[begin Data supplied]
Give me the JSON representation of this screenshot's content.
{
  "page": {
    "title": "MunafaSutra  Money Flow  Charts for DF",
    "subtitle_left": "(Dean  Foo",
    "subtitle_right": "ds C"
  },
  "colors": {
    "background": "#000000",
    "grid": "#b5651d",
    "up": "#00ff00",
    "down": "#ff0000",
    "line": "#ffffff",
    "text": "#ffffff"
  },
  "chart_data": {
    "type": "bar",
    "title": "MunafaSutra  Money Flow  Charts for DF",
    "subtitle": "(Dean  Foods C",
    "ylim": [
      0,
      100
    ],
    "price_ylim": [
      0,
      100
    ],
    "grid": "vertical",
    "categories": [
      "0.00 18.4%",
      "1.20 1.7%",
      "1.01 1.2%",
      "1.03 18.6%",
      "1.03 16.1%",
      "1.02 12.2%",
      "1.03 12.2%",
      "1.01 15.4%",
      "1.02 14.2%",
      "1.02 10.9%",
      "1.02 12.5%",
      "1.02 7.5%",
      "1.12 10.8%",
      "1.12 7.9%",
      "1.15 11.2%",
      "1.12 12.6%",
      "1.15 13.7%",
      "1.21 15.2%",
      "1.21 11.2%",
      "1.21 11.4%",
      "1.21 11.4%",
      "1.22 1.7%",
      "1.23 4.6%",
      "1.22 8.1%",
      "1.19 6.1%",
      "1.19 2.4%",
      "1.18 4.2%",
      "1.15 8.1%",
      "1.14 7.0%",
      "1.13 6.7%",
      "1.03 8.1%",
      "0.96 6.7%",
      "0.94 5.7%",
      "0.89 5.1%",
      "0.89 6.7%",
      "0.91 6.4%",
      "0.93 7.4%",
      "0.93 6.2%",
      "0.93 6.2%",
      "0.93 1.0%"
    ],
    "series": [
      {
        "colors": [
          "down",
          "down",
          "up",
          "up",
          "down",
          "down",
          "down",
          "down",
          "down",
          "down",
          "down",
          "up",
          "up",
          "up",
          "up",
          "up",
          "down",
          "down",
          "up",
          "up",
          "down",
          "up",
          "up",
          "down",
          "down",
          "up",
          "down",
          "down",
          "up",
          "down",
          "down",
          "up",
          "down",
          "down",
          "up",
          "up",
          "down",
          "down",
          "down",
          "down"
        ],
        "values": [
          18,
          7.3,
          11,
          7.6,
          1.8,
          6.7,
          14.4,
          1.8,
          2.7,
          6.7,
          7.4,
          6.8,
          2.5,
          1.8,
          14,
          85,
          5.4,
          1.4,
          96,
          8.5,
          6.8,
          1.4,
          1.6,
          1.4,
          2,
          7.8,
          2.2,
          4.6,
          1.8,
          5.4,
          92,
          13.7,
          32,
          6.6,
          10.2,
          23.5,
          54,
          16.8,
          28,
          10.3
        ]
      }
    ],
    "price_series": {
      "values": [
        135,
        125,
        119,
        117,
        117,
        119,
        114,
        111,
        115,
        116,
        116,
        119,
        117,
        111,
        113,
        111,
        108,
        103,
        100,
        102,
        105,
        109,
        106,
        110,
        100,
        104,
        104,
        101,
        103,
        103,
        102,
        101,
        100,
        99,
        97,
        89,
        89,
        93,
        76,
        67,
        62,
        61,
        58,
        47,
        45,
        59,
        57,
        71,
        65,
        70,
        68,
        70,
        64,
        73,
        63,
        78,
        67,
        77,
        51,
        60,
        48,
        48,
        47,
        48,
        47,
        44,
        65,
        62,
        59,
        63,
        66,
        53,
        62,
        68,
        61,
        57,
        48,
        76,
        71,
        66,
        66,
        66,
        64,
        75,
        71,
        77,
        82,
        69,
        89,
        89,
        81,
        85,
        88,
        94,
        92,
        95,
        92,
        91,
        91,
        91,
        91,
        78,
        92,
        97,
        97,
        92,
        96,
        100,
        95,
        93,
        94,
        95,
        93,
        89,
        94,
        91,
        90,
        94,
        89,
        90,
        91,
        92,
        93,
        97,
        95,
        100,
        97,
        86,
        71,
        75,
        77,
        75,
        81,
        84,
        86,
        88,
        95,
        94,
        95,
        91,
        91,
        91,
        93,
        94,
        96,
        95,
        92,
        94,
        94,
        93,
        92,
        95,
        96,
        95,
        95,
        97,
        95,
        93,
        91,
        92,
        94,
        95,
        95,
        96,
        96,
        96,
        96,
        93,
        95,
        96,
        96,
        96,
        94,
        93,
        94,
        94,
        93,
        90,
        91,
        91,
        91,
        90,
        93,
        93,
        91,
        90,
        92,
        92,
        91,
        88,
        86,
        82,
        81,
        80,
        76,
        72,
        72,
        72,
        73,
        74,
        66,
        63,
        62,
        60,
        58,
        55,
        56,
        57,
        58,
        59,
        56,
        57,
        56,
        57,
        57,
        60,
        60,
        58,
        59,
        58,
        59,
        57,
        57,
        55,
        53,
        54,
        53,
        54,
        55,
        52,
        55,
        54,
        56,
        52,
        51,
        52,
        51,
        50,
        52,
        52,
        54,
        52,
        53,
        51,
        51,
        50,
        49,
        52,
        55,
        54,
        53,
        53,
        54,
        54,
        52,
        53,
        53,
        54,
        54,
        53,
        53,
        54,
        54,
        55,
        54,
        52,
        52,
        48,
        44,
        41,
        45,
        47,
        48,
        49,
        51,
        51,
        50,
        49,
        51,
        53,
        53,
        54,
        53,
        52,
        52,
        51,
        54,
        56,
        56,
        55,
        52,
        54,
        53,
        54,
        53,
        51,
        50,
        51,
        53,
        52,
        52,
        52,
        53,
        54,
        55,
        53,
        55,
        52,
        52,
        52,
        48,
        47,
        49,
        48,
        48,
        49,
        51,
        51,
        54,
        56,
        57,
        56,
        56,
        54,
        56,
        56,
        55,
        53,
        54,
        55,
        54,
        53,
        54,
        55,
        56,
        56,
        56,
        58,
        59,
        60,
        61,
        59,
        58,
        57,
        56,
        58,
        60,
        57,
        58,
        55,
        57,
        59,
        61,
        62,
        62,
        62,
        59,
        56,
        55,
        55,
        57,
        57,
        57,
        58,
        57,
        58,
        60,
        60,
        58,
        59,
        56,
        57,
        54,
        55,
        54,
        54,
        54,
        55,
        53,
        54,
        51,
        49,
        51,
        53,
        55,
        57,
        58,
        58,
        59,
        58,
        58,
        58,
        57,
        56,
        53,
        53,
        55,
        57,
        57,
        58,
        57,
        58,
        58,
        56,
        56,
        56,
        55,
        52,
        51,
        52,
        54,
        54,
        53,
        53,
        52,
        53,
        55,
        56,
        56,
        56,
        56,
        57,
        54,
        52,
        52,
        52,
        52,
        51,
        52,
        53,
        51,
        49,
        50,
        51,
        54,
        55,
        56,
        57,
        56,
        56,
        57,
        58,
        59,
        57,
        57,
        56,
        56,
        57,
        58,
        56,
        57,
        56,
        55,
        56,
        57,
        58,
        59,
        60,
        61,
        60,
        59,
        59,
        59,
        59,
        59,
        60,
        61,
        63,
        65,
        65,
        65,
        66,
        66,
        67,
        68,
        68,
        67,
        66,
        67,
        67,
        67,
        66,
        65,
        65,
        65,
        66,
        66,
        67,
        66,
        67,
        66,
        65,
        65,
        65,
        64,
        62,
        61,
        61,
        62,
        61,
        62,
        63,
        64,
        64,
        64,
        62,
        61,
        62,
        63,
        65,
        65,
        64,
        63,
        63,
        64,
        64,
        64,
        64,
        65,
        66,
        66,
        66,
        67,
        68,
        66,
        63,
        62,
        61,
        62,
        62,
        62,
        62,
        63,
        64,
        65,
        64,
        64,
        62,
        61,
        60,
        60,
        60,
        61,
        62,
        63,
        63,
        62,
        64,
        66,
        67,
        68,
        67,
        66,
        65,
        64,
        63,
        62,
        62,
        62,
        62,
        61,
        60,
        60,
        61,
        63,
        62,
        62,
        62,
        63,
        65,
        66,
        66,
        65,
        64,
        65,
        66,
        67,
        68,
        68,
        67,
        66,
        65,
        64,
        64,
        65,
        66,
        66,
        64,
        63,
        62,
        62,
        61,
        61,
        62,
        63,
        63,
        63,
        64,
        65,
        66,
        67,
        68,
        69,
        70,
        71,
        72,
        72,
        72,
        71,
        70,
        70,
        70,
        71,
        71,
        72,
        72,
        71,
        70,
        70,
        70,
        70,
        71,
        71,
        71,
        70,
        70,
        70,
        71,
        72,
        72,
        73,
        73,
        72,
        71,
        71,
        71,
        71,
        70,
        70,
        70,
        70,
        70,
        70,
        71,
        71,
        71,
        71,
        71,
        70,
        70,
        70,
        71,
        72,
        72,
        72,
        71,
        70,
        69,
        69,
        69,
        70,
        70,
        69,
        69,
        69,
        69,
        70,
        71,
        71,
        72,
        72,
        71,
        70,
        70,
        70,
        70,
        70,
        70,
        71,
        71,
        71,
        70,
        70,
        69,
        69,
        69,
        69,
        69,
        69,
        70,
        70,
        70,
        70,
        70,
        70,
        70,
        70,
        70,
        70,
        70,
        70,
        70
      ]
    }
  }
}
[end Data supplied]
Objective —
Out of the records, collect only those lines that contain the string "Dean".

Full response —
    "subtitle_left": "(Dean  Foo",
    "subtitle": "(Dean  Foods C",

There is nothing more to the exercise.